╭─ EXCERPTED DATA

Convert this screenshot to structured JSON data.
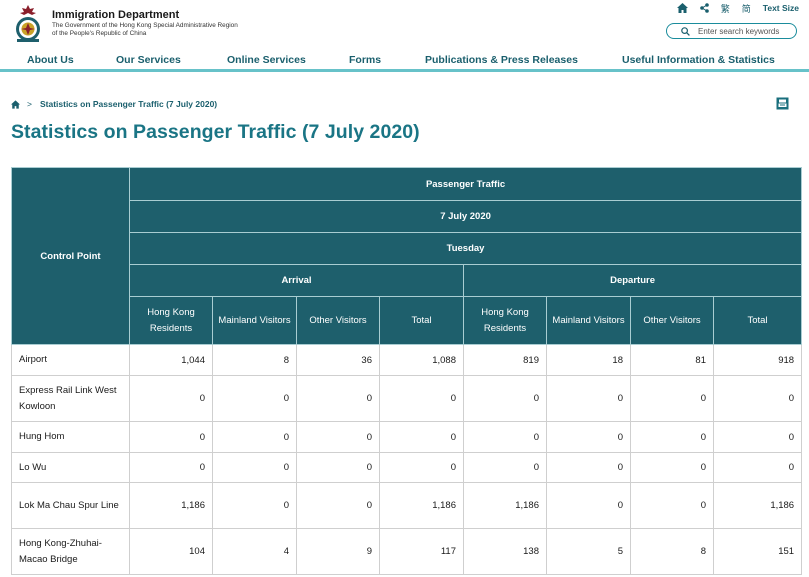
{
  "header": {
    "dept_name": "Immigration Department",
    "dept_sub1": "The Government of the Hong Kong Special Administrative Region",
    "dept_sub2": "of the People's Republic of China",
    "icons": [
      "home-icon",
      "share-icon",
      "traditional-chinese-link",
      "simplified-chinese-link"
    ],
    "lang_traditional": "繁",
    "lang_simplified": "简",
    "text_size": "Text Size",
    "search_placeholder": "Enter search keywords"
  },
  "nav": {
    "items": [
      "About Us",
      "Our Services",
      "Online Services",
      "Forms",
      "Publications & Press Releases",
      "Useful Information & Statistics"
    ]
  },
  "breadcrumb": {
    "separator": ">",
    "current": "Statistics on Passenger Traffic (7 July 2020)"
  },
  "page_title": "Statistics on Passenger Traffic (7 July 2020)",
  "table": {
    "control_point_header": "Control Point",
    "group_header": "Passenger Traffic",
    "date": "7 July 2020",
    "day": "Tuesday",
    "arrival": "Arrival",
    "departure": "Departure",
    "sub_headers": [
      "Hong Kong Residents",
      "Mainland Visitors",
      "Other Visitors",
      "Total",
      "Hong Kong Residents",
      "Mainland Visitors",
      "Other Visitors",
      "Total"
    ],
    "rows": [
      {
        "name": "Airport",
        "values": [
          "1,044",
          "8",
          "36",
          "1,088",
          "819",
          "18",
          "81",
          "918"
        ]
      },
      {
        "name": "Express Rail Link West Kowloon",
        "values": [
          "0",
          "0",
          "0",
          "0",
          "0",
          "0",
          "0",
          "0"
        ]
      },
      {
        "name": "Hung Hom",
        "values": [
          "0",
          "0",
          "0",
          "0",
          "0",
          "0",
          "0",
          "0"
        ]
      },
      {
        "name": "Lo Wu",
        "values": [
          "0",
          "0",
          "0",
          "0",
          "0",
          "0",
          "0",
          "0"
        ]
      },
      {
        "name": "Lok Ma Chau Spur Line",
        "values": [
          "1,186",
          "0",
          "0",
          "1,186",
          "1,186",
          "0",
          "0",
          "1,186"
        ]
      },
      {
        "name": "Hong Kong-Zhuhai-Macao Bridge",
        "values": [
          "104",
          "4",
          "9",
          "117",
          "138",
          "5",
          "8",
          "151"
        ]
      }
    ]
  },
  "colors": {
    "header_bg": "#1e5f6c",
    "title": "#1a7585",
    "nav_text": "#1a5f6d",
    "nav_rule": "#67c2c9"
  }
}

╰─

Write out each entry exactly as given, omitting any picture.

Convert this screenshot to structured JSON data.
{
  "header": {
    "dept_name": "Immigration Department",
    "dept_sub1": "The Government of the Hong Kong Special Administrative Region",
    "dept_sub2": "of the People's Republic of China",
    "icons": [
      "home-icon",
      "share-icon",
      "traditional-chinese-link",
      "simplified-chinese-link"
    ],
    "lang_traditional": "繁",
    "lang_simplified": "简",
    "text_size": "Text Size",
    "search_placeholder": "Enter search keywords"
  },
  "nav": {
    "items": [
      "About Us",
      "Our Services",
      "Online Services",
      "Forms",
      "Publications & Press Releases",
      "Useful Information & Statistics"
    ]
  },
  "breadcrumb": {
    "separator": ">",
    "current": "Statistics on Passenger Traffic (7 July 2020)"
  },
  "page_title": "Statistics on Passenger Traffic (7 July 2020)",
  "table": {
    "control_point_header": "Control Point",
    "group_header": "Passenger Traffic",
    "date": "7 July 2020",
    "day": "Tuesday",
    "arrival": "Arrival",
    "departure": "Departure",
    "sub_headers": [
      "Hong Kong Residents",
      "Mainland Visitors",
      "Other Visitors",
      "Total",
      "Hong Kong Residents",
      "Mainland Visitors",
      "Other Visitors",
      "Total"
    ],
    "rows": [
      {
        "name": "Airport",
        "values": [
          "1,044",
          "8",
          "36",
          "1,088",
          "819",
          "18",
          "81",
          "918"
        ]
      },
      {
        "name": "Express Rail Link West Kowloon",
        "values": [
          "0",
          "0",
          "0",
          "0",
          "0",
          "0",
          "0",
          "0"
        ]
      },
      {
        "name": "Hung Hom",
        "values": [
          "0",
          "0",
          "0",
          "0",
          "0",
          "0",
          "0",
          "0"
        ]
      },
      {
        "name": "Lo Wu",
        "values": [
          "0",
          "0",
          "0",
          "0",
          "0",
          "0",
          "0",
          "0"
        ]
      },
      {
        "name": "Lok Ma Chau Spur Line",
        "values": [
          "1,186",
          "0",
          "0",
          "1,186",
          "1,186",
          "0",
          "0",
          "1,186"
        ]
      },
      {
        "name": "Hong Kong-Zhuhai-Macao Bridge",
        "values": [
          "104",
          "4",
          "9",
          "117",
          "138",
          "5",
          "8",
          "151"
        ]
      }
    ]
  },
  "colors": {
    "header_bg": "#1e5f6c",
    "title": "#1a7585",
    "nav_text": "#1a5f6d",
    "nav_rule": "#67c2c9"
  }
}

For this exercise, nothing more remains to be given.